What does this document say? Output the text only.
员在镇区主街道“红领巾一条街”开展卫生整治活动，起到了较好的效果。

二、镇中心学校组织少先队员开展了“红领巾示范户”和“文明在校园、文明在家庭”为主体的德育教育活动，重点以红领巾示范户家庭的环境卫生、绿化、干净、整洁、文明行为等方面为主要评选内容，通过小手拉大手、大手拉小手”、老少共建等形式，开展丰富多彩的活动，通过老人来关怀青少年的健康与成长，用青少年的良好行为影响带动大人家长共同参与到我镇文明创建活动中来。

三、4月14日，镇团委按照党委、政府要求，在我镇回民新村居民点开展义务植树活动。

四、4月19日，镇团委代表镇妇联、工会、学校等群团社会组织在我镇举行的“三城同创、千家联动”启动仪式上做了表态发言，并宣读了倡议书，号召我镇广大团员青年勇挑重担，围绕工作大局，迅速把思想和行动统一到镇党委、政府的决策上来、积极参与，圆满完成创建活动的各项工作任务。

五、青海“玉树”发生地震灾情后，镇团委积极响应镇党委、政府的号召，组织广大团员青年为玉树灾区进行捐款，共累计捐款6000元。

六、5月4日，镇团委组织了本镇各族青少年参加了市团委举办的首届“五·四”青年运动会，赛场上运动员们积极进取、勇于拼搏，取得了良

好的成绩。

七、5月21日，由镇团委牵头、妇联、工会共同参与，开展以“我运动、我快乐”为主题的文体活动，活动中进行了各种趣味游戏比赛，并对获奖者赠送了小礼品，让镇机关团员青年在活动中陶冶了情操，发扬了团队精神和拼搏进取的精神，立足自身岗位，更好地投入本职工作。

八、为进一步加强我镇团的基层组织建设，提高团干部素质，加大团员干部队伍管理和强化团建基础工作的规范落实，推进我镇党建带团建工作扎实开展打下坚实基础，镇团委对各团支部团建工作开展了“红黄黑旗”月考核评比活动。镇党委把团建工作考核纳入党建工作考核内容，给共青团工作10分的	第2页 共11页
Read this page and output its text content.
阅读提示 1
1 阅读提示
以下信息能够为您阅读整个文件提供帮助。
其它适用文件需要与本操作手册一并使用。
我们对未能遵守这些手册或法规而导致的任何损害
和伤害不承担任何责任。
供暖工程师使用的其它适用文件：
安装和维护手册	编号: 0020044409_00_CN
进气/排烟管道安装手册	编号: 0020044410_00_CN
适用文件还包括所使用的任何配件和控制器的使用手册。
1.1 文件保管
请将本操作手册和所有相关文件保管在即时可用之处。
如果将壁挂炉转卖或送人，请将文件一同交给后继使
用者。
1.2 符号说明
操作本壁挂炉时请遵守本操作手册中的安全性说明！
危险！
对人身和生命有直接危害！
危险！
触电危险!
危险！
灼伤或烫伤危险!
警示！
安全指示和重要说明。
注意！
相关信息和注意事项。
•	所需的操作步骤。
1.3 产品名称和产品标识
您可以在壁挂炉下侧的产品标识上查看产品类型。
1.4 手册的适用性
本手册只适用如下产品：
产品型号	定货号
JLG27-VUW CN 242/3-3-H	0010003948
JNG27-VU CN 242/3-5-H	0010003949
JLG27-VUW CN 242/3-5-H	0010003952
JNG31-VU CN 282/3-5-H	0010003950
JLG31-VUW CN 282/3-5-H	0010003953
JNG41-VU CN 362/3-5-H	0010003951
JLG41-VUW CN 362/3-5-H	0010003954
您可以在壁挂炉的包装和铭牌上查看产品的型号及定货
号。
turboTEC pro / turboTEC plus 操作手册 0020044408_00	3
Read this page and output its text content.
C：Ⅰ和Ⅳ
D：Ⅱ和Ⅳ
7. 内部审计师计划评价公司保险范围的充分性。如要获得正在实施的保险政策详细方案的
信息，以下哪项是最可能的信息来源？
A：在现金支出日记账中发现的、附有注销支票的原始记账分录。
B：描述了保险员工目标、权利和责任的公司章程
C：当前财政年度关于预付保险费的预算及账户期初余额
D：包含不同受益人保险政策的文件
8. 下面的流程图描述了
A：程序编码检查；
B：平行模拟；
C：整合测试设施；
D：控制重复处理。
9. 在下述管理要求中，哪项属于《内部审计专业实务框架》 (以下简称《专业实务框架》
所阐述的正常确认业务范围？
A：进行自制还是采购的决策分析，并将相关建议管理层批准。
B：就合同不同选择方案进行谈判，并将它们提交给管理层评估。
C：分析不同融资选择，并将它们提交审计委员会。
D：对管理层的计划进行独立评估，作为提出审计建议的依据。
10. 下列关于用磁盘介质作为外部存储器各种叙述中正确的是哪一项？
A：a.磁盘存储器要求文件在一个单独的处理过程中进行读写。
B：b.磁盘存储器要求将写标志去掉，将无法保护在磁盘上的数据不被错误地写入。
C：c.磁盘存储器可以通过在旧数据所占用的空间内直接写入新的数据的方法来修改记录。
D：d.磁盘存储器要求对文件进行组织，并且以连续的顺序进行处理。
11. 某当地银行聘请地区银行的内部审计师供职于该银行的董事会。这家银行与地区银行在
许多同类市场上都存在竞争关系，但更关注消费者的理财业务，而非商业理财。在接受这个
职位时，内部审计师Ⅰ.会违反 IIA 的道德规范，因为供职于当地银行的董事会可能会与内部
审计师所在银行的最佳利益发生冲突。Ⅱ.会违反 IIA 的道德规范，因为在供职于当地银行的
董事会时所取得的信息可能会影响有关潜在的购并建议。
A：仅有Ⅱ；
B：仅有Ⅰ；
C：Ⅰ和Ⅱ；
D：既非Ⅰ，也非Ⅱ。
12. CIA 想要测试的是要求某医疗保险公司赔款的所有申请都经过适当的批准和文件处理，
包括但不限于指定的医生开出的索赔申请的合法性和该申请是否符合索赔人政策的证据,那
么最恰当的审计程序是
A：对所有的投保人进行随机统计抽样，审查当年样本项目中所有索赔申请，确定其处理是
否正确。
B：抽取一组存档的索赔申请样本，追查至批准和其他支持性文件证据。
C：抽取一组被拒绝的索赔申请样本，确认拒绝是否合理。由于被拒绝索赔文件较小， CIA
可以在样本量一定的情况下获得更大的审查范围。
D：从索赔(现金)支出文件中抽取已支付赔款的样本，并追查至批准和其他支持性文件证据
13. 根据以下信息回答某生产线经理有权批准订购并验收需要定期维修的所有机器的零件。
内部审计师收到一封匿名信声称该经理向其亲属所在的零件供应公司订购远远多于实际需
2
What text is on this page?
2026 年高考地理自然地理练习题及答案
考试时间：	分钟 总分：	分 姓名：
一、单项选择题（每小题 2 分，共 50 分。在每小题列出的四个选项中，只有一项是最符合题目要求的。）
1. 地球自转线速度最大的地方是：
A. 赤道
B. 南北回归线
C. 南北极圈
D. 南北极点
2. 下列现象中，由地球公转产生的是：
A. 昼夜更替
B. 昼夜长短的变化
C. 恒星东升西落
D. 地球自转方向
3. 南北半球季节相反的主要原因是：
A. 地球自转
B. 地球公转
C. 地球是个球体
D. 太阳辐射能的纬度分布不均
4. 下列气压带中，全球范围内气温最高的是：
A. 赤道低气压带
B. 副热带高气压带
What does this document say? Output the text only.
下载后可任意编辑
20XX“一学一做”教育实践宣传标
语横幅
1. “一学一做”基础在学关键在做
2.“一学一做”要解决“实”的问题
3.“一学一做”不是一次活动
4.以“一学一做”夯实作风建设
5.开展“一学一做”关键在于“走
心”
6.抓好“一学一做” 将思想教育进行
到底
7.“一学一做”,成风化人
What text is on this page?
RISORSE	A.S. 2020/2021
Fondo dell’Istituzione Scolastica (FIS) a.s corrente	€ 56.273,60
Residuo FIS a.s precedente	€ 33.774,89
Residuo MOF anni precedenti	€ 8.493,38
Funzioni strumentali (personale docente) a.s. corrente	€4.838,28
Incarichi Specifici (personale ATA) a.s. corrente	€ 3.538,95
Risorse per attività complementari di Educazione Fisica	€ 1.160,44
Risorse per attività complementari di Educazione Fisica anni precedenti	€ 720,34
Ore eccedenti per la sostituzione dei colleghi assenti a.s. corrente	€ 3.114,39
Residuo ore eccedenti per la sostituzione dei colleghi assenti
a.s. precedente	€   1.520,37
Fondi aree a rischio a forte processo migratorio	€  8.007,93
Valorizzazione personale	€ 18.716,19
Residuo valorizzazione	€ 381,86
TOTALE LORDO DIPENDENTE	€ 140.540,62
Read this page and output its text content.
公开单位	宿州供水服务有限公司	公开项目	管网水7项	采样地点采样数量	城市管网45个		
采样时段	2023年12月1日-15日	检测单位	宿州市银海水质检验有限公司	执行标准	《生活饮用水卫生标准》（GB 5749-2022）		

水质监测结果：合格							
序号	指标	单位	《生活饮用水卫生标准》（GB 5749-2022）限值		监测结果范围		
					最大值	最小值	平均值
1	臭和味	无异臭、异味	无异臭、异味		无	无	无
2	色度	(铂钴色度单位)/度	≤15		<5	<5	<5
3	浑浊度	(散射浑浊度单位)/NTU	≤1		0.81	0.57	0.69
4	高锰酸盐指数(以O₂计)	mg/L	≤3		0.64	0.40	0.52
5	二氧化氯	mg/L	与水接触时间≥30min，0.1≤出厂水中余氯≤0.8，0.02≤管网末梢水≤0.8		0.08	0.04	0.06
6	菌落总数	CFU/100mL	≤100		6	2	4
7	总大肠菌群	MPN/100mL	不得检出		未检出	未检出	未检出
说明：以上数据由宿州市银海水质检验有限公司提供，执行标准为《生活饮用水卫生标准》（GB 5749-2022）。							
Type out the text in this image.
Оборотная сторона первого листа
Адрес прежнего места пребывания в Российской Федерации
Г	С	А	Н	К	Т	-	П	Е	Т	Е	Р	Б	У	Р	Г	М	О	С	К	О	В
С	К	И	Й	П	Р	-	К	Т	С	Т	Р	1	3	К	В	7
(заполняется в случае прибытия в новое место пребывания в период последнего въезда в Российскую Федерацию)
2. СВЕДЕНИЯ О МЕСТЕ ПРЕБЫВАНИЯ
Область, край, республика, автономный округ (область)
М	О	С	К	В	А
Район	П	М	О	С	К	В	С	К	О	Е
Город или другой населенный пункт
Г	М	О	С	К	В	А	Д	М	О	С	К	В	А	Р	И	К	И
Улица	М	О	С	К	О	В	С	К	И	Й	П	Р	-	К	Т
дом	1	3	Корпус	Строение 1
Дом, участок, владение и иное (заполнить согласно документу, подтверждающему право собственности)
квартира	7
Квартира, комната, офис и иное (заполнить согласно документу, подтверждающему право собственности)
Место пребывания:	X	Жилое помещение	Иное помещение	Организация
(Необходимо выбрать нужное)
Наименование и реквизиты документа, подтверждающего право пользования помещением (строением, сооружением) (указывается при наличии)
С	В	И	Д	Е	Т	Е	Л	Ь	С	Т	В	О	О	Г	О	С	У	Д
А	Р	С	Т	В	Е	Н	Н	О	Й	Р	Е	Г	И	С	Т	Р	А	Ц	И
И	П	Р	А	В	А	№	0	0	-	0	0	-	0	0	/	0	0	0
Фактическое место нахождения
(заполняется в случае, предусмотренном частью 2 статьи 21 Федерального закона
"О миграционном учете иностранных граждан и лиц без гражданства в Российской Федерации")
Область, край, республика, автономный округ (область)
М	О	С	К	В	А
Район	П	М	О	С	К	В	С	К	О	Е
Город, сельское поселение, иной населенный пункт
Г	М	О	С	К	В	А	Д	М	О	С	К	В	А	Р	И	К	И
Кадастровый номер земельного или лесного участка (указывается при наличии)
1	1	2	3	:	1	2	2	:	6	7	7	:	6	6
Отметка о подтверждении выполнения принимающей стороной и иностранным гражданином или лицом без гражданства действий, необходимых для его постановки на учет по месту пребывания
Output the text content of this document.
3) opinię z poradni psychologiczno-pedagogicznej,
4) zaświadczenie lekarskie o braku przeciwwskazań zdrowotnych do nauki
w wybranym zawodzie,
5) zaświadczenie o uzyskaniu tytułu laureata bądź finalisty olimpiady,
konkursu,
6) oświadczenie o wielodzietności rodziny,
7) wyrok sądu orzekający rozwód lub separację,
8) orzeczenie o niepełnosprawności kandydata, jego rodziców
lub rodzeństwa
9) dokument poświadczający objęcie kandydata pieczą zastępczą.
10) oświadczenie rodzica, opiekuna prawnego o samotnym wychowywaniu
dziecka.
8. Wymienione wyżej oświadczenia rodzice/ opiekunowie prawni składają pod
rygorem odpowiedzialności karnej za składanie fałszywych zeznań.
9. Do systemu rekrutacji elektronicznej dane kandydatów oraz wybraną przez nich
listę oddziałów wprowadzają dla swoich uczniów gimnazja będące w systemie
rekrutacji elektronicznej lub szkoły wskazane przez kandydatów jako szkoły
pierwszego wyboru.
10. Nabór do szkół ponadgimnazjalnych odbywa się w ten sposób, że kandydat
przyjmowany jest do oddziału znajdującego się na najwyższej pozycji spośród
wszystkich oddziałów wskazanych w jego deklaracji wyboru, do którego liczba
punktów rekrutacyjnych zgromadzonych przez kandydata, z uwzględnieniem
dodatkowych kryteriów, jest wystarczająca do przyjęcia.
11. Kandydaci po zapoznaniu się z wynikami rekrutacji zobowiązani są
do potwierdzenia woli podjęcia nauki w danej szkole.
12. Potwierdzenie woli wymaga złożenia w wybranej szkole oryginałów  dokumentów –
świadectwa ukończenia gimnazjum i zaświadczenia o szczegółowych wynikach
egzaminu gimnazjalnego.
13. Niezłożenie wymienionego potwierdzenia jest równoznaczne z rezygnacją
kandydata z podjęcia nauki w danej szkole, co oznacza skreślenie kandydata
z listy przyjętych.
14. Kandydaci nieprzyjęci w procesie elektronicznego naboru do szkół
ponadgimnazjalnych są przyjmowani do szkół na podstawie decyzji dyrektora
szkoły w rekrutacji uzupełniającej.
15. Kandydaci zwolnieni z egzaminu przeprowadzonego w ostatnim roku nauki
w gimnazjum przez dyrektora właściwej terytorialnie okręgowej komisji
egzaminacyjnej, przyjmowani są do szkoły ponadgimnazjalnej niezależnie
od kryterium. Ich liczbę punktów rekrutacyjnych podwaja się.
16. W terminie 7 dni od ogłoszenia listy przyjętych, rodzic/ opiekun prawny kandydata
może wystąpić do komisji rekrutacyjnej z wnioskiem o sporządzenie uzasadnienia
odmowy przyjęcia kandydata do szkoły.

☆ ☆ ☆ ☆ ☆

Provide the number of lines containing the string "complementari", with no other output.

◆ **SOLUTION BELOW**
2